Extracted data entries:
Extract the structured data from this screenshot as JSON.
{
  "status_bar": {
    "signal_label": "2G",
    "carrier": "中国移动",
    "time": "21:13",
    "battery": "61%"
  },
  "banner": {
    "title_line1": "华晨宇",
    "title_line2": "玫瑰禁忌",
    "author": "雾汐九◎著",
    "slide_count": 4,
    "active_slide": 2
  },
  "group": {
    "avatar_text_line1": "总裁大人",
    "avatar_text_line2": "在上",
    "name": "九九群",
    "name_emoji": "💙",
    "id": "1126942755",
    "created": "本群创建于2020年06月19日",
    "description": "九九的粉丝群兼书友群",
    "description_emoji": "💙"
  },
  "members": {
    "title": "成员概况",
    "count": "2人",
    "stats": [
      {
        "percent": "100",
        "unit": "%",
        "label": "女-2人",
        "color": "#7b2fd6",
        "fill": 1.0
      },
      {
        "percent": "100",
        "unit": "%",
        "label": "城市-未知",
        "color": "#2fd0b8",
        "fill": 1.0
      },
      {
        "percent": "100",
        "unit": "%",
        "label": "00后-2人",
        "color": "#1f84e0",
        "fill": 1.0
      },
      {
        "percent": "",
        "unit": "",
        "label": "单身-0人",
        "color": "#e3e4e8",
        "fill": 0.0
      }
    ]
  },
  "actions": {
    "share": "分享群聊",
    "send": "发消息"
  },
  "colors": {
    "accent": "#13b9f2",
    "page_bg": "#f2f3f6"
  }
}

**Exercise instructions**
From the data above, extract every line in its exact form.

**The solution**
Extract the structured data from this screenshot as JSON.
{
  "status_bar": {
    "signal_label": "2G",
    "carrier": "中国移动",
    "time": "21:13",
    "battery": "61%"
  },
  "banner": {
    "title_line1": "华晨宇",
    "title_line2": "玫瑰禁忌",
    "author": "雾汐九◎著",
    "slide_count": 4,
    "active_slide": 2
  },
  "group": {
    "avatar_text_line1": "总裁大人",
    "avatar_text_line2": "在上",
    "name": "九九群",
    "name_emoji": "💙",
    "id": "1126942755",
    "created": "本群创建于2020年06月19日",
    "description": "九九的粉丝群兼书友群",
    "description_emoji": "💙"
  },
  "members": {
    "title": "成员概况",
    "count": "2人",
    "stats": [
      {
        "percent": "100",
        "unit": "%",
        "label": "女-2人",
        "color": "#7b2fd6",
        "fill": 1.0
      },
      {
        "percent": "100",
        "unit": "%",
        "label": "城市-未知",
        "color": "#2fd0b8",
        "fill": 1.0
      },
      {
        "percent": "100",
        "unit": "%",
        "label": "00后-2人",
        "color": "#1f84e0",
        "fill": 1.0
      },
      {
        "percent": "",
        "unit": "",
        "label": "单身-0人",
        "color": "#e3e4e8",
        "fill": 0.0
      }
    ]
  },
  "actions": {
    "share": "分享群聊",
    "send": "发消息"
  },
  "colors": {
    "accent": "#13b9f2",
    "page_bg": "#f2f3f6"
  }
}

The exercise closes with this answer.